* Objective *
Exactly as they appear, output all of the entries.

Start Data provided

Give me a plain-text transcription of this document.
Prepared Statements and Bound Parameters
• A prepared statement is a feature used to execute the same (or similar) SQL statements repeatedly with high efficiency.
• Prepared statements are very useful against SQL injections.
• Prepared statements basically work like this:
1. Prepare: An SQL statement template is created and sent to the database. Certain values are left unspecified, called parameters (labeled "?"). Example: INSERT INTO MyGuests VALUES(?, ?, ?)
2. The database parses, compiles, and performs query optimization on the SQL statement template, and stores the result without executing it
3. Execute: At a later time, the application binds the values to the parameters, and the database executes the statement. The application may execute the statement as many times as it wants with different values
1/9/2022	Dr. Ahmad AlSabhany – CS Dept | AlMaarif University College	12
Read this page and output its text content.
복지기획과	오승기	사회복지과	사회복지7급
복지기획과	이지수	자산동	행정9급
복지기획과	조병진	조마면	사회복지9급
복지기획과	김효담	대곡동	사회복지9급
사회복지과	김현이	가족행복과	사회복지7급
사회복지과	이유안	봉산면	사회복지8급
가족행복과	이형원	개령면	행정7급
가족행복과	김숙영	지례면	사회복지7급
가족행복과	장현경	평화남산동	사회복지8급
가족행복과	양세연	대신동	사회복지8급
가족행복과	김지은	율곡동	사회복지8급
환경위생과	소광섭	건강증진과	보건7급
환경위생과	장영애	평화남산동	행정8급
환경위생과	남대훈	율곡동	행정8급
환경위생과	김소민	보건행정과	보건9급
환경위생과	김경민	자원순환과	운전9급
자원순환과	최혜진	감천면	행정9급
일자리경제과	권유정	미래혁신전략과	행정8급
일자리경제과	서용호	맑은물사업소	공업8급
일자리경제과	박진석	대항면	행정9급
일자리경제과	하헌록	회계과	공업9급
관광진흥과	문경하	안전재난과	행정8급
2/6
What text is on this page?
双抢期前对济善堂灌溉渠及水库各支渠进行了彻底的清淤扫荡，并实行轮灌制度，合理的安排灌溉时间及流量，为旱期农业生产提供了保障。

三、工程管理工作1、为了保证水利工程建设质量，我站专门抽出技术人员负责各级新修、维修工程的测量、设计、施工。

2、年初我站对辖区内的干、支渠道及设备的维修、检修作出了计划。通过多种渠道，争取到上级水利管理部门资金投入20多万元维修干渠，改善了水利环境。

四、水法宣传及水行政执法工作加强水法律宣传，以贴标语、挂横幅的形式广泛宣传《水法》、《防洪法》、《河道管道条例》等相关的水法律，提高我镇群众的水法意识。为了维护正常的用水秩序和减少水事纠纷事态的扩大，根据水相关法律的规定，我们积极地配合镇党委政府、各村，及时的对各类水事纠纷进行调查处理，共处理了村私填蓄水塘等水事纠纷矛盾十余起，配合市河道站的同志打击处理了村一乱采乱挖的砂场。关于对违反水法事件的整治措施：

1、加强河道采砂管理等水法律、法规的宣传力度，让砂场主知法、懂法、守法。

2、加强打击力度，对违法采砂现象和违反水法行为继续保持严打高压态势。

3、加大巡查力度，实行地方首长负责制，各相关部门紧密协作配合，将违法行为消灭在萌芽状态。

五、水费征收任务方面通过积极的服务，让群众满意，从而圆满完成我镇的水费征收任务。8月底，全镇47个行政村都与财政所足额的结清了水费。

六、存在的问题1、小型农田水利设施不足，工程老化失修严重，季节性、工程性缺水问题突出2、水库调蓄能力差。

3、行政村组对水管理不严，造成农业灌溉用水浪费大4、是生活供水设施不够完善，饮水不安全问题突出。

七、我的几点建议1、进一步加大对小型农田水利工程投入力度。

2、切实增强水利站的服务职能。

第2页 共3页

End Data provided

* Solution to the exercise *
Give me a plain-text transcription of this document.
Prepared Statements and Bound Parameters
• A prepared statement is a feature used to execute the same (or similar) SQL statements repeatedly with high efficiency.
• Prepared statements are very useful against SQL injections.
• Prepared statements basically work like this:
1. Prepare: An SQL statement template is created and sent to the database. Certain values are left unspecified, called parameters (labeled "?"). Example: INSERT INTO MyGuests VALUES(?, ?, ?)
2. The database parses, compiles, and performs query optimization on the SQL statement template, and stores the result without executing it
3. Execute: At a later time, the application binds the values to the parameters, and the database executes the statement. The application may execute the statement as many times as it wants with different values
1/9/2022	Dr. Ahmad AlSabhany – CS Dept | AlMaarif University College	12
Read this page and output its text content.
복지기획과	오승기	사회복지과	사회복지7급
복지기획과	이지수	자산동	행정9급
복지기획과	조병진	조마면	사회복지9급
복지기획과	김효담	대곡동	사회복지9급
사회복지과	김현이	가족행복과	사회복지7급
사회복지과	이유안	봉산면	사회복지8급
가족행복과	이형원	개령면	행정7급
가족행복과	김숙영	지례면	사회복지7급
가족행복과	장현경	평화남산동	사회복지8급
가족행복과	양세연	대신동	사회복지8급
가족행복과	김지은	율곡동	사회복지8급
환경위생과	소광섭	건강증진과	보건7급
환경위생과	장영애	평화남산동	행정8급
환경위생과	남대훈	율곡동	행정8급
환경위생과	김소민	보건행정과	보건9급
환경위생과	김경민	자원순환과	운전9급
자원순환과	최혜진	감천면	행정9급
일자리경제과	권유정	미래혁신전략과	행정8급
일자리경제과	서용호	맑은물사업소	공업8급
일자리경제과	박진석	대항면	행정9급
일자리경제과	하헌록	회계과	공업9급
관광진흥과	문경하	안전재난과	행정8급
2/6
What text is on this page?
双抢期前对济善堂灌溉渠及水库各支渠进行了彻底的清淤扫荡，并实行轮灌制度，合理的安排灌溉时间及流量，为旱期农业生产提供了保障。

三、工程管理工作1、为了保证水利工程建设质量，我站专门抽出技术人员负责各级新修、维修工程的测量、设计、施工。

2、年初我站对辖区内的干、支渠道及设备的维修、检修作出了计划。通过多种渠道，争取到上级水利管理部门资金投入20多万元维修干渠，改善了水利环境。

四、水法宣传及水行政执法工作加强水法律宣传，以贴标语、挂横幅的形式广泛宣传《水法》、《防洪法》、《河道管道条例》等相关的水法律，提高我镇群众的水法意识。为了维护正常的用水秩序和减少水事纠纷事态的扩大，根据水相关法律的规定，我们积极地配合镇党委政府、各村，及时的对各类水事纠纷进行调查处理，共处理了村私填蓄水塘等水事纠纷矛盾十余起，配合市河道站的同志打击处理了村一乱采乱挖的砂场。关于对违反水法事件的整治措施：

1、加强河道采砂管理等水法律、法规的宣传力度，让砂场主知法、懂法、守法。

2、加强打击力度，对违法采砂现象和违反水法行为继续保持严打高压态势。

3、加大巡查力度，实行地方首长负责制，各相关部门紧密协作配合，将违法行为消灭在萌芽状态。

五、水费征收任务方面通过积极的服务，让群众满意，从而圆满完成我镇的水费征收任务。8月底，全镇47个行政村都与财政所足额的结清了水费。

六、存在的问题1、小型农田水利设施不足，工程老化失修严重，季节性、工程性缺水问题突出2、水库调蓄能力差。

3、行政村组对水管理不严，造成农业灌溉用水浪费大4、是生活供水设施不够完善，饮水不安全问题突出。

七、我的几点建议1、进一步加大对小型农田水利工程投入力度。

2、切实增强水利站的服务职能。

第2页 共3页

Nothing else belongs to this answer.